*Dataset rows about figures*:
|---|

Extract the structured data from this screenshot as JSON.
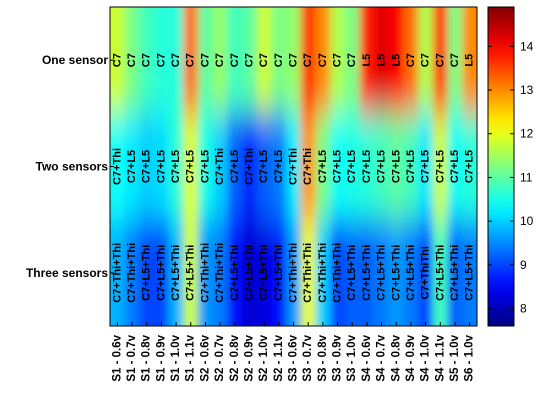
{
  "chart_data": {
    "type": "heatmap",
    "title": "",
    "xlabel": "",
    "ylabel": "",
    "rows": [
      "One sensor",
      "Two sensors",
      "Three sensors"
    ],
    "columns": [
      "S1 - 0.6v",
      "S1 - 0.7v",
      "S1 - 0.8v",
      "S1 - 0.9v",
      "S1 - 1.0v",
      "S1 - 1.1v",
      "S2 - 0.6v",
      "S2 - 0.7v",
      "S2 - 0.8v",
      "S2 - 0.9v",
      "S2 - 1.0v",
      "S2 - 1.1v",
      "S3 - 0.6v",
      "S3 - 0.7v",
      "S3 - 0.8v",
      "S3 - 0.9v",
      "S3 - 1.0v",
      "S4 - 0.6v",
      "S4 - 0.7v",
      "S4 - 0.8v",
      "S4 - 0.9v",
      "S4 - 1.0v",
      "S4 - 1.1v",
      "S5 - 1.0v",
      "S6 - 1.0v"
    ],
    "cell_labels": [
      [
        "C7",
        "C7",
        "C7",
        "C7",
        "C7",
        "C7",
        "C7",
        "C7",
        "C7",
        "C7",
        "C7",
        "C7",
        "C7",
        "C7",
        "C7",
        "C7",
        "C7",
        "L5",
        "L5",
        "L5",
        "C7",
        "C7",
        "C7",
        "C7",
        "L5"
      ],
      [
        "C7+Thi",
        "C7+L5",
        "C7+L5",
        "C7+L5",
        "C7+L5",
        "C7+L5",
        "C7+L5",
        "C7+Thi",
        "C7+L5",
        "C7+Thi",
        "C7+L5",
        "C7+L5",
        "C7+Thi",
        "C7+Thi",
        "C7+L5",
        "C7+L5",
        "C7+L5",
        "C7+L5",
        "C7+L5",
        "C7+L5",
        "C7+L5",
        "C7+L5",
        "C7+L5",
        "C7+L5",
        "C7+L5"
      ],
      [
        "C7+Thi+Thi",
        "C7+Thi+Thi",
        "C7+L5+Thi",
        "C7+L5+Thi",
        "C7+L5+Thi",
        "C7+L5+Thi",
        "C7+Thi+Thi",
        "C7+Thi+Thi",
        "C7+L5+Thi",
        "C7+L5+Thi",
        "C7+L5+Thi",
        "C7+L5+Thi",
        "C7+Thi+Thi",
        "C7+Thi+Thi",
        "C7+Thi+Thi",
        "C7+Thi+Thi",
        "C7+L5+Thi",
        "C7+L5+Thi",
        "C7+L5+Thi",
        "C7+L5+Thi",
        "C7+L5+Thi",
        "C7+ThiThi",
        "C7+L5+Thi",
        "C7+L5+Thi",
        "C7+L5+Thi"
      ]
    ],
    "values": [
      [
        11.8,
        11.2,
        10.8,
        10.6,
        10.6,
        13.2,
        11.0,
        11.4,
        10.8,
        11.0,
        11.8,
        11.2,
        11.4,
        13.6,
        13.0,
        11.6,
        11.2,
        13.8,
        14.2,
        14.0,
        13.2,
        11.6,
        13.6,
        11.2,
        13.0
      ],
      [
        10.4,
        10.2,
        10.0,
        10.1,
        10.6,
        11.9,
        10.5,
        10.0,
        9.2,
        8.8,
        9.2,
        9.4,
        10.2,
        12.9,
        11.2,
        10.4,
        10.5,
        10.6,
        10.8,
        11.0,
        10.8,
        10.2,
        11.8,
        10.4,
        10.6
      ],
      [
        9.8,
        9.4,
        9.0,
        9.0,
        9.8,
        11.8,
        9.6,
        9.4,
        8.6,
        8.2,
        8.3,
        8.6,
        9.6,
        12.0,
        10.0,
        9.0,
        9.2,
        9.2,
        9.4,
        9.6,
        9.4,
        9.0,
        10.8,
        9.2,
        9.4
      ]
    ],
    "colorbar": {
      "min": 7.6,
      "max": 14.9,
      "ticks": [
        8,
        9,
        10,
        11,
        12,
        13,
        14
      ]
    },
    "colormap": "jet",
    "smooth": true
  }
}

|---|

*Task statement*: Repeat the data above exactly, but not the pictures.

*Task solution*:
Extract the structured data from this screenshot as JSON.
{
  "chart_data": {
    "type": "heatmap",
    "title": "",
    "xlabel": "",
    "ylabel": "",
    "rows": [
      "One sensor",
      "Two sensors",
      "Three sensors"
    ],
    "columns": [
      "S1 - 0.6v",
      "S1 - 0.7v",
      "S1 - 0.8v",
      "S1 - 0.9v",
      "S1 - 1.0v",
      "S1 - 1.1v",
      "S2 - 0.6v",
      "S2 - 0.7v",
      "S2 - 0.8v",
      "S2 - 0.9v",
      "S2 - 1.0v",
      "S2 - 1.1v",
      "S3 - 0.6v",
      "S3 - 0.7v",
      "S3 - 0.8v",
      "S3 - 0.9v",
      "S3 - 1.0v",
      "S4 - 0.6v",
      "S4 - 0.7v",
      "S4 - 0.8v",
      "S4 - 0.9v",
      "S4 - 1.0v",
      "S4 - 1.1v",
      "S5 - 1.0v",
      "S6 - 1.0v"
    ],
    "cell_labels": [
      [
        "C7",
        "C7",
        "C7",
        "C7",
        "C7",
        "C7",
        "C7",
        "C7",
        "C7",
        "C7",
        "C7",
        "C7",
        "C7",
        "C7",
        "C7",
        "C7",
        "C7",
        "L5",
        "L5",
        "L5",
        "C7",
        "C7",
        "C7",
        "C7",
        "L5"
      ],
      [
        "C7+Thi",
        "C7+L5",
        "C7+L5",
        "C7+L5",
        "C7+L5",
        "C7+L5",
        "C7+L5",
        "C7+Thi",
        "C7+L5",
        "C7+Thi",
        "C7+L5",
        "C7+L5",
        "C7+Thi",
        "C7+Thi",
        "C7+L5",
        "C7+L5",
        "C7+L5",
        "C7+L5",
        "C7+L5",
        "C7+L5",
        "C7+L5",
        "C7+L5",
        "C7+L5",
        "C7+L5",
        "C7+L5"
      ],
      [
        "C7+Thi+Thi",
        "C7+Thi+Thi",
        "C7+L5+Thi",
        "C7+L5+Thi",
        "C7+L5+Thi",
        "C7+L5+Thi",
        "C7+Thi+Thi",
        "C7+Thi+Thi",
        "C7+L5+Thi",
        "C7+L5+Thi",
        "C7+L5+Thi",
        "C7+L5+Thi",
        "C7+Thi+Thi",
        "C7+Thi+Thi",
        "C7+Thi+Thi",
        "C7+Thi+Thi",
        "C7+L5+Thi",
        "C7+L5+Thi",
        "C7+L5+Thi",
        "C7+L5+Thi",
        "C7+L5+Thi",
        "C7+ThiThi",
        "C7+L5+Thi",
        "C7+L5+Thi",
        "C7+L5+Thi"
      ]
    ],
    "values": [
      [
        11.8,
        11.2,
        10.8,
        10.6,
        10.6,
        13.2,
        11.0,
        11.4,
        10.8,
        11.0,
        11.8,
        11.2,
        11.4,
        13.6,
        13.0,
        11.6,
        11.2,
        13.8,
        14.2,
        14.0,
        13.2,
        11.6,
        13.6,
        11.2,
        13.0
      ],
      [
        10.4,
        10.2,
        10.0,
        10.1,
        10.6,
        11.9,
        10.5,
        10.0,
        9.2,
        8.8,
        9.2,
        9.4,
        10.2,
        12.9,
        11.2,
        10.4,
        10.5,
        10.6,
        10.8,
        11.0,
        10.8,
        10.2,
        11.8,
        10.4,
        10.6
      ],
      [
        9.8,
        9.4,
        9.0,
        9.0,
        9.8,
        11.8,
        9.6,
        9.4,
        8.6,
        8.2,
        8.3,
        8.6,
        9.6,
        12.0,
        10.0,
        9.0,
        9.2,
        9.2,
        9.4,
        9.6,
        9.4,
        9.0,
        10.8,
        9.2,
        9.4
      ]
    ],
    "colorbar": {
      "min": 7.6,
      "max": 14.9,
      "ticks": [
        8,
        9,
        10,
        11,
        12,
        13,
        14
      ]
    },
    "colormap": "jet",
    "smooth": true
  }
}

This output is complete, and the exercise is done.